▶ Directions for this task: Look at each line of the records and count those with "content" in them. Please answer with the count alone.

▶ Source data:
===============

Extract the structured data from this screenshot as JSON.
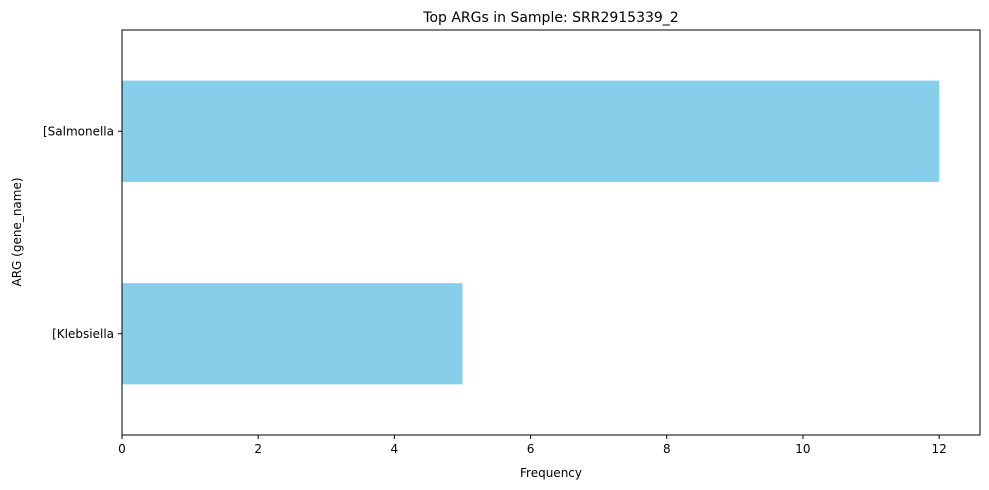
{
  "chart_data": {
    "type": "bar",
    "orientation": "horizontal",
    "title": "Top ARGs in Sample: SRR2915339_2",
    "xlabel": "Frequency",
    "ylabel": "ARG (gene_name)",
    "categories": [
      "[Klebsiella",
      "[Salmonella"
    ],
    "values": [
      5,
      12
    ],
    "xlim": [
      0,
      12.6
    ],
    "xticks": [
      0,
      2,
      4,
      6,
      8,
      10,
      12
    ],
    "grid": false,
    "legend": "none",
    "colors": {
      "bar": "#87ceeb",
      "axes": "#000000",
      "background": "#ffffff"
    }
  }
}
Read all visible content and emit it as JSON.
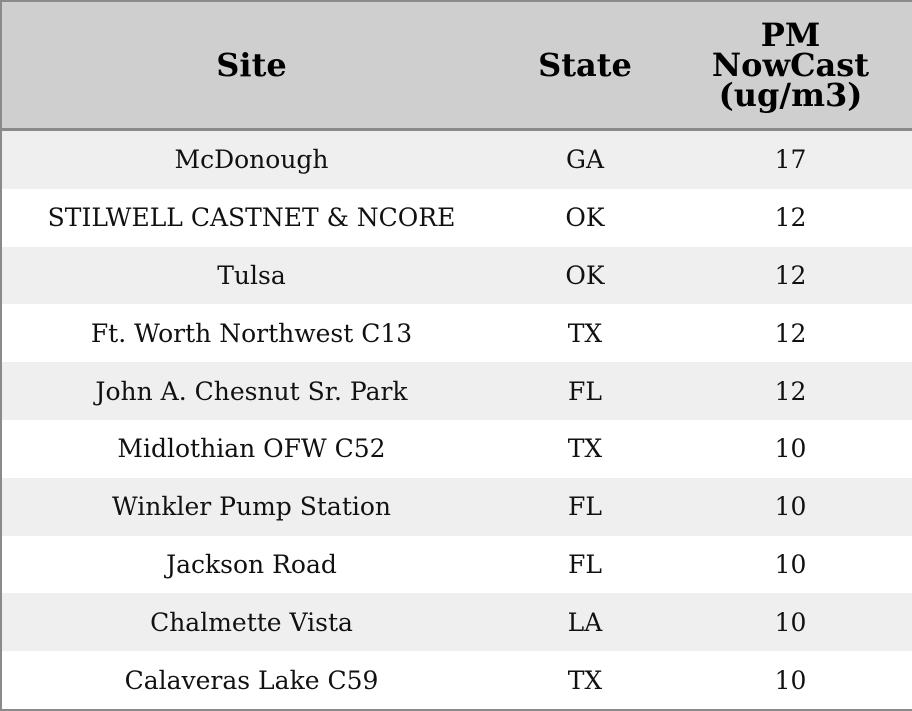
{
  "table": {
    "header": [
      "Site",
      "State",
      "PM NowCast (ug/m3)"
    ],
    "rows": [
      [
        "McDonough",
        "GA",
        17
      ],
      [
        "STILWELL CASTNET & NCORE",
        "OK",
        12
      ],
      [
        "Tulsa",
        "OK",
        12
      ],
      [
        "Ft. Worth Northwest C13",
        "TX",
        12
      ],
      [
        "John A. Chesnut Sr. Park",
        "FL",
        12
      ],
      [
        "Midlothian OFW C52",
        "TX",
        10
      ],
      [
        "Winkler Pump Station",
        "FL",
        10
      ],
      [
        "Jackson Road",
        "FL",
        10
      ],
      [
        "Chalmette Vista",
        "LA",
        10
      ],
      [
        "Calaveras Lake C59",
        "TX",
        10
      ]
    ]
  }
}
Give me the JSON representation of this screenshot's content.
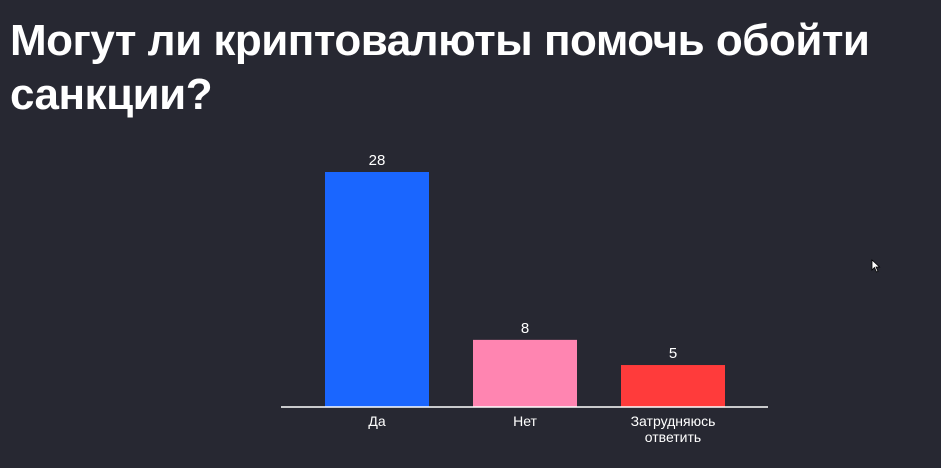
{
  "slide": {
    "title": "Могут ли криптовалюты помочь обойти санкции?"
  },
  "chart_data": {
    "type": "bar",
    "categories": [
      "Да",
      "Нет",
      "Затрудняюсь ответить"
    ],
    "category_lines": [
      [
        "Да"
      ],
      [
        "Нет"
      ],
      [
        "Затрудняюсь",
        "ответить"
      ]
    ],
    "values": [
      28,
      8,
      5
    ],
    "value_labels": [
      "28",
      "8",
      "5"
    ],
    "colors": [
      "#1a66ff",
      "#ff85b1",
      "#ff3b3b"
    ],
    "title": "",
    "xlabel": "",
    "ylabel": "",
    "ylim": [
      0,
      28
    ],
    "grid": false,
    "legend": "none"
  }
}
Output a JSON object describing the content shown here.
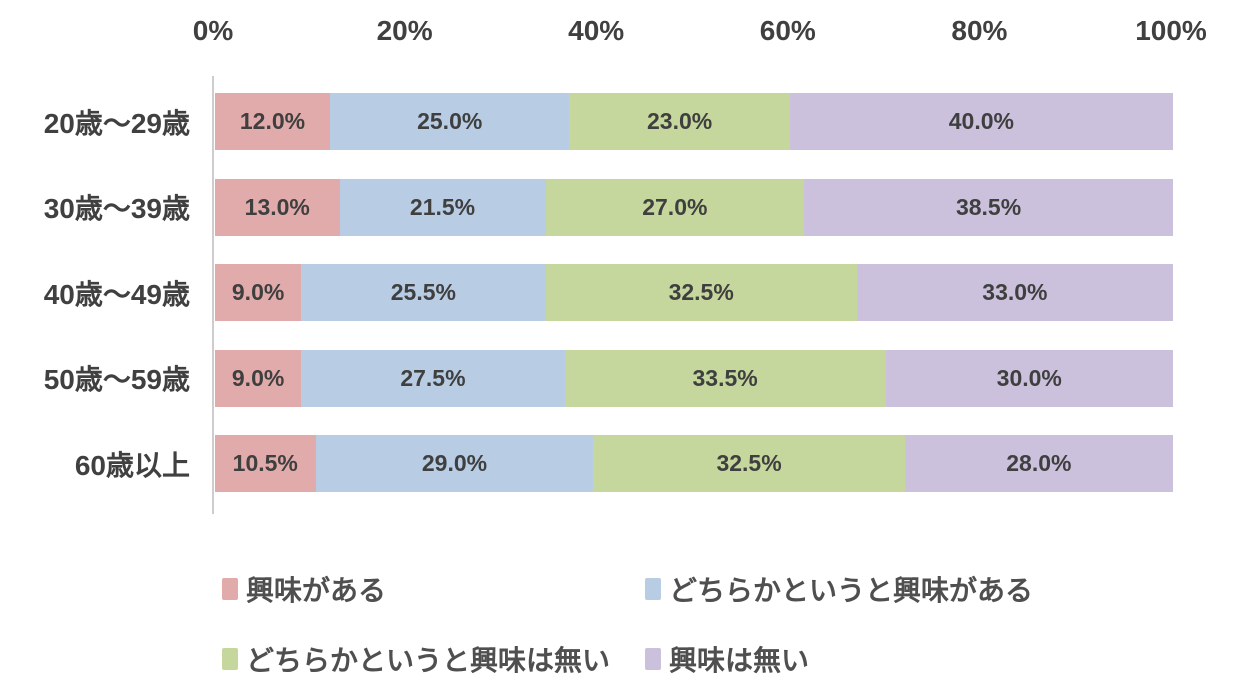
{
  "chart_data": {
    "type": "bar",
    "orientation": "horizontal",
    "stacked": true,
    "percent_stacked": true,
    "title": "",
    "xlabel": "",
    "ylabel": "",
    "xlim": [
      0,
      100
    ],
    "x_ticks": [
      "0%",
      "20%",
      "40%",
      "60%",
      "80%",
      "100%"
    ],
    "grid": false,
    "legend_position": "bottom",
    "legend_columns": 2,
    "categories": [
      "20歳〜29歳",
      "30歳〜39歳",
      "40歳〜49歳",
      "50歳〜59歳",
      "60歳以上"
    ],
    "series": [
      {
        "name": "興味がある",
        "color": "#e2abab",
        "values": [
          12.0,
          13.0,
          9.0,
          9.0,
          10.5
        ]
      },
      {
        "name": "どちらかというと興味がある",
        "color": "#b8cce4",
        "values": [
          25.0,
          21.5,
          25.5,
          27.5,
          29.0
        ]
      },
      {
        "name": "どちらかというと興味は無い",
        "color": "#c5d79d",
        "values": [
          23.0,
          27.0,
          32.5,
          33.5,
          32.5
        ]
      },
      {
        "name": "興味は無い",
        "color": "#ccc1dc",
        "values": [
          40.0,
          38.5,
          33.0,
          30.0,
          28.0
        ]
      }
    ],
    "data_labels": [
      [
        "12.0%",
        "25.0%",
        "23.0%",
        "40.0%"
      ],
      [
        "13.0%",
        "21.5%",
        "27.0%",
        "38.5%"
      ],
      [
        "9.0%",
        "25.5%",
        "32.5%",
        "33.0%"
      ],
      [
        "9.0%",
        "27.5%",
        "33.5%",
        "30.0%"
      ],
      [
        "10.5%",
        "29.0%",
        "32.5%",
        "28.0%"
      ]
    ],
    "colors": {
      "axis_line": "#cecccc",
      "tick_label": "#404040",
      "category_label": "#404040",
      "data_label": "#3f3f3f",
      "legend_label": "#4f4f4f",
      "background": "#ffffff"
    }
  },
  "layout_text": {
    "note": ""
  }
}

===============

▶ The reply: 3